— Begin MATERIAL SHOWN —
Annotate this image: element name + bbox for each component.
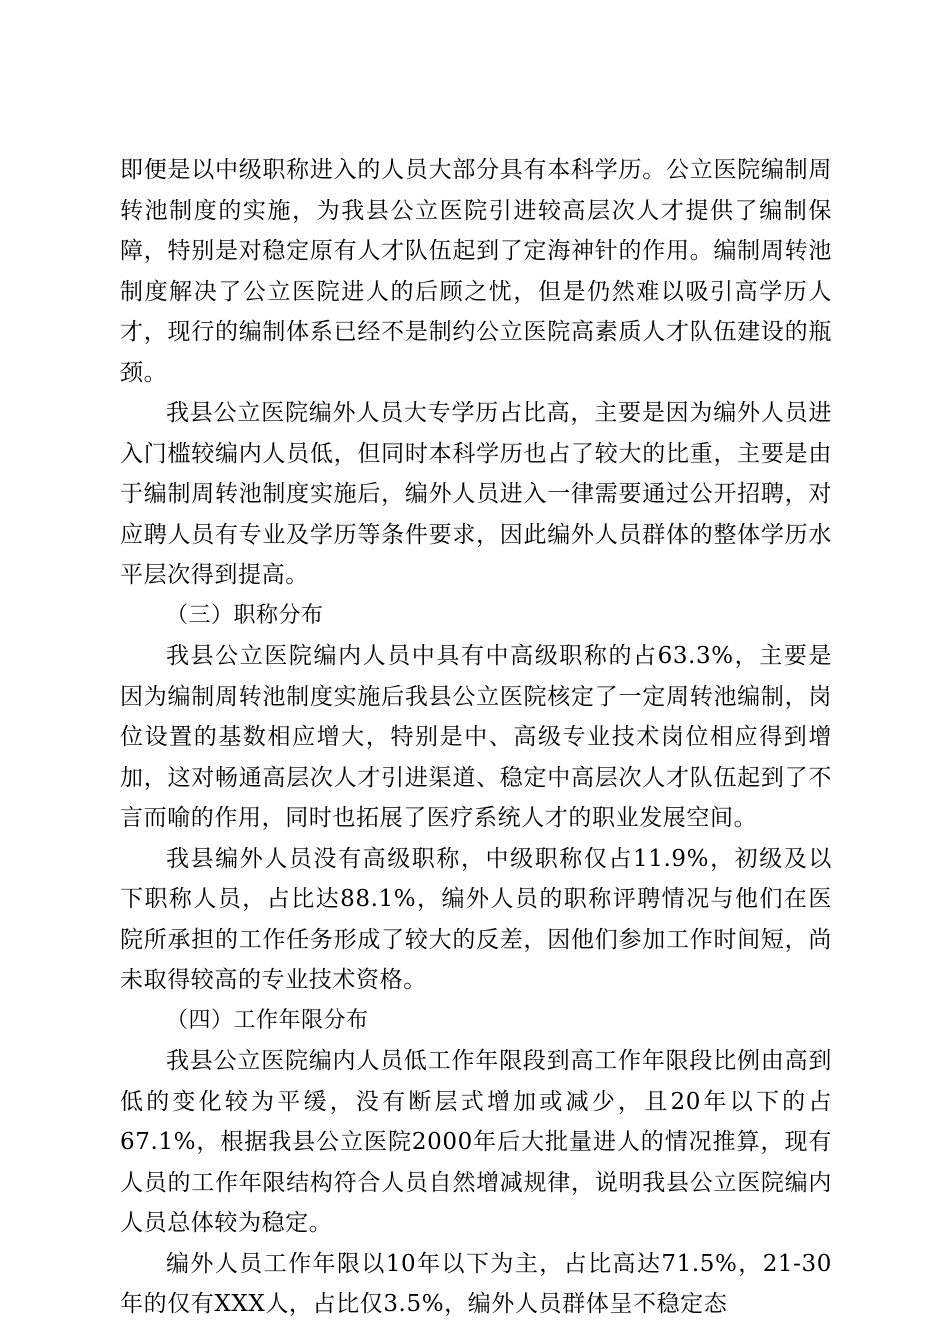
paragraph-staff-work-years: 我县公立医院编内人员低工作年限段到高工作年限段比例由高到低的变化较为平缓，没有断层式增加或减少，且20年以下的占67.1%，根据我县公立医院2000年后大批量进人的情况推算，现有人员的工作年限结构符合人员自然增减规律，说明我县公立医院编内人员总体较为稳定。	[120, 1048, 832, 1236]
document-page	[120, 150, 832, 1325]
paragraph-contract-staff-titles: 我县编外人员没有高级职称，中级职称仅占11.9%，初级及以下职称人员，占比达88.1%，编外人员的职称评聘情况与他们在医院所承担的工作任务形成了较大的反差，因他们参加工作时间短，尚未取得较高的专业技术资格。	[120, 845, 832, 993]
paragraph-education-continued: 即便是以中级职称进入的人员大部分具有本科学历。公立医院编制周转池制度的实施，为我县公立医院引进较高层次人才提供了编制保障，特别是对稳定原有人才队伍起到了定海神针的作用。编制周转池制度解决了公立医院进人的后顾之忧，但是仍然难以吸引高学历人才，现行的编制体系已经不是制约公立医院高素质人才队伍建设的瓶颈。	[120, 157, 832, 386]
paragraph-contract-staff-work-years: 编外人员工作年限以10年以下为主，占比高达71.5%，21-30年的仅有XXX人，占比仅3.5%，编外人员群体呈不稳定态	[120, 1250, 832, 1317]
section-heading-title-distribution: （三）职称分布	[166, 602, 324, 628]
paragraph-contract-staff-education: 我县公立医院编外人员大专学历占比高，主要是因为编外人员进入门槛较编内人员低，但同时本科学历也占了较大的比重，主要是由于编制周转池制度实施后，编外人员进入一律需要通过公开招聘，对应聘人员有专业及学历等条件要求，因此编外人员群体的整体学历水平层次得到提高。	[120, 400, 832, 588]
section-heading-work-years-distribution: （四）工作年限分布	[166, 1007, 369, 1033]
paragraph-staff-titles: 我县公立医院编内人员中具有中高级职称的占63.3%，主要是因为编制周转池制度实施后我县公立医院核定了一定周转池编制，岗位设置的基数相应增大，特别是中、高级专业技术岗位相应得到增加，这对畅通高层次人才引进渠道、稳定中高层次人才队伍起到了不言而喻的作用，同时也拓展了医疗系统人才的职业发展空间。	[120, 643, 832, 831]
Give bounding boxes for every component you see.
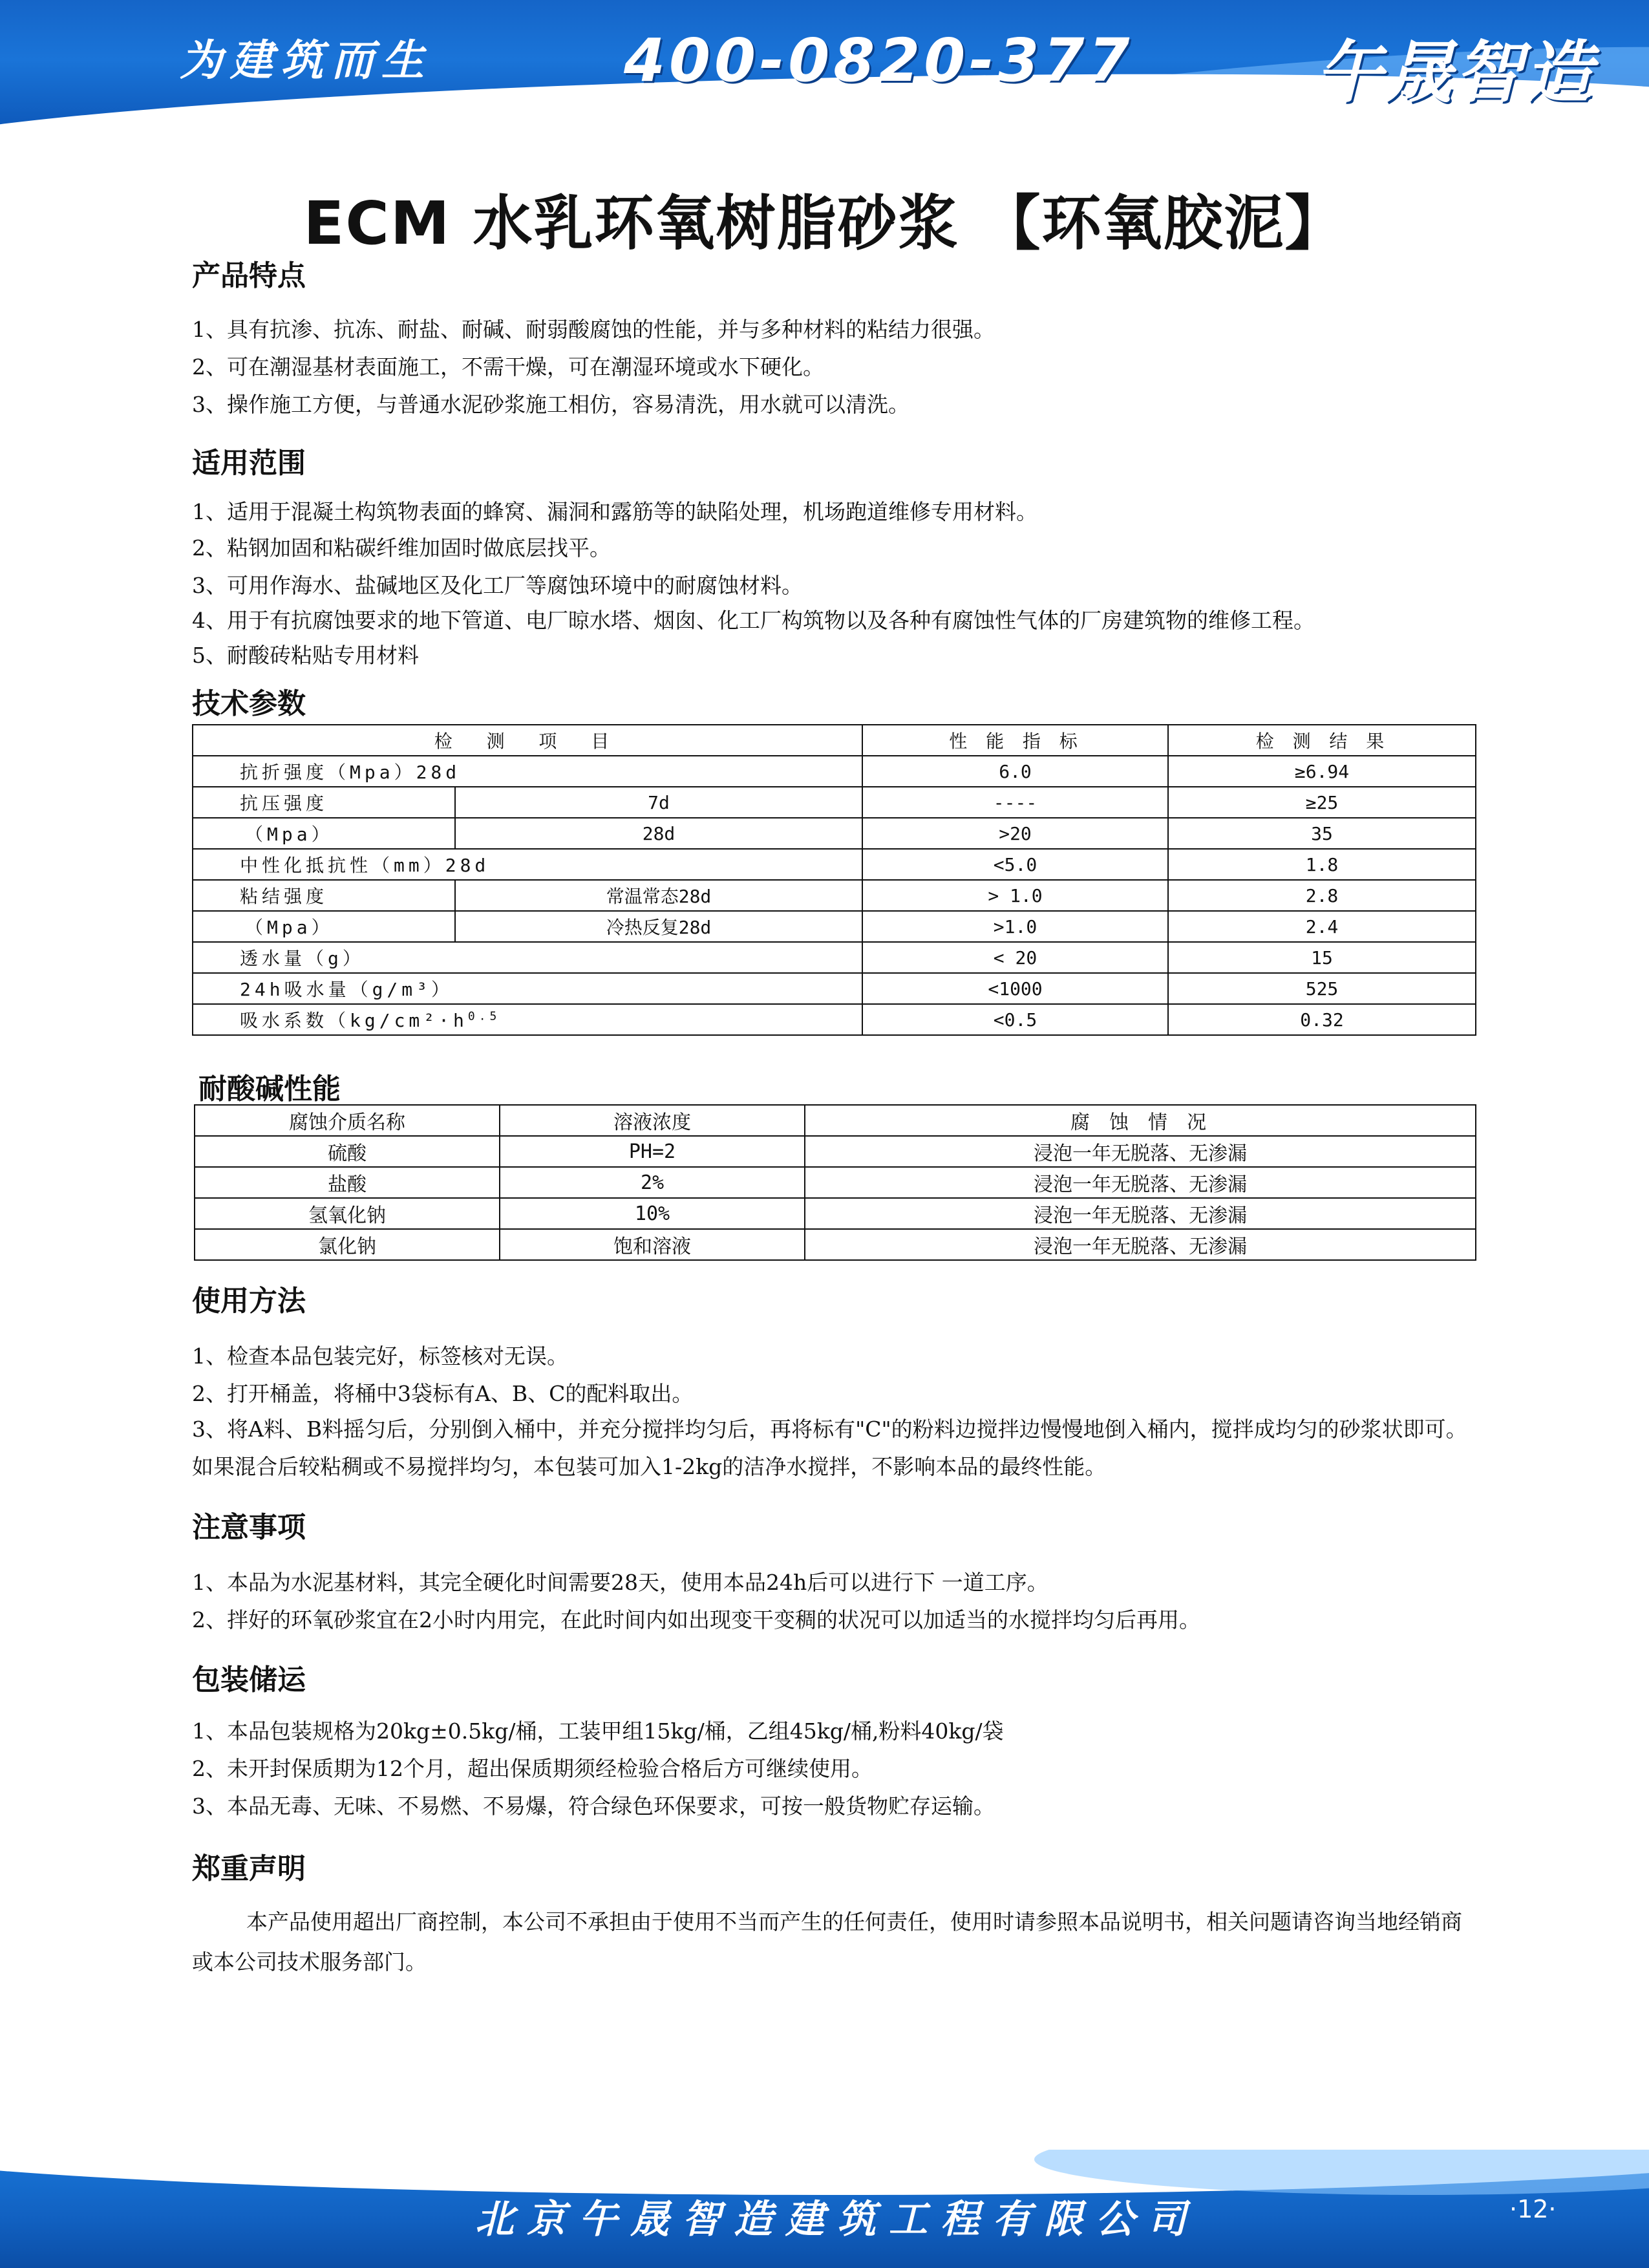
— End MATERIAL SHOWN —
Print every line of the material above verbatim, omitting the pictures.

● OUTPUT
Annotate this image: element name + bbox for each component.
paragraph-staff-work-years: 我县公立医院编内人员低工作年限段到高工作年限段比例由高到低的变化较为平缓，没有断层式增加或减少，且20年以下的占67.1%，根据我县公立医院2000年后大批量进人的情况推算，现有人员的工作年限结构符合人员自然增减规律，说明我县公立医院编内人员总体较为稳定。	[120, 1048, 832, 1236]
document-page	[120, 150, 832, 1325]
paragraph-contract-staff-titles: 我县编外人员没有高级职称，中级职称仅占11.9%，初级及以下职称人员，占比达88.1%，编外人员的职称评聘情况与他们在医院所承担的工作任务形成了较大的反差，因他们参加工作时间短，尚未取得较高的专业技术资格。	[120, 845, 832, 993]
paragraph-education-continued: 即便是以中级职称进入的人员大部分具有本科学历。公立医院编制周转池制度的实施，为我县公立医院引进较高层次人才提供了编制保障，特别是对稳定原有人才队伍起到了定海神针的作用。编制周转池制度解决了公立医院进人的后顾之忧，但是仍然难以吸引高学历人才，现行的编制体系已经不是制约公立医院高素质人才队伍建设的瓶颈。	[120, 157, 832, 386]
paragraph-contract-staff-work-years: 编外人员工作年限以10年以下为主，占比高达71.5%，21-30年的仅有XXX人，占比仅3.5%，编外人员群体呈不稳定态	[120, 1250, 832, 1317]
section-heading-title-distribution: （三）职称分布	[166, 602, 324, 628]
paragraph-contract-staff-education: 我县公立医院编外人员大专学历占比高，主要是因为编外人员进入门槛较编内人员低，但同时本科学历也占了较大的比重，主要是由于编制周转池制度实施后，编外人员进入一律需要通过公开招聘，对应聘人员有专业及学历等条件要求，因此编外人员群体的整体学历水平层次得到提高。	[120, 400, 832, 588]
section-heading-work-years-distribution: （四）工作年限分布	[166, 1007, 369, 1033]
paragraph-staff-titles: 我县公立医院编内人员中具有中高级职称的占63.3%，主要是因为编制周转池制度实施后我县公立医院核定了一定周转池编制，岗位设置的基数相应增大，特别是中、高级专业技术岗位相应得到增加，这对畅通高层次人才引进渠道、稳定中高层次人才队伍起到了不言而喻的作用，同时也拓展了医疗系统人才的职业发展空间。	[120, 643, 832, 831]
Give bounding boxes for every component you see.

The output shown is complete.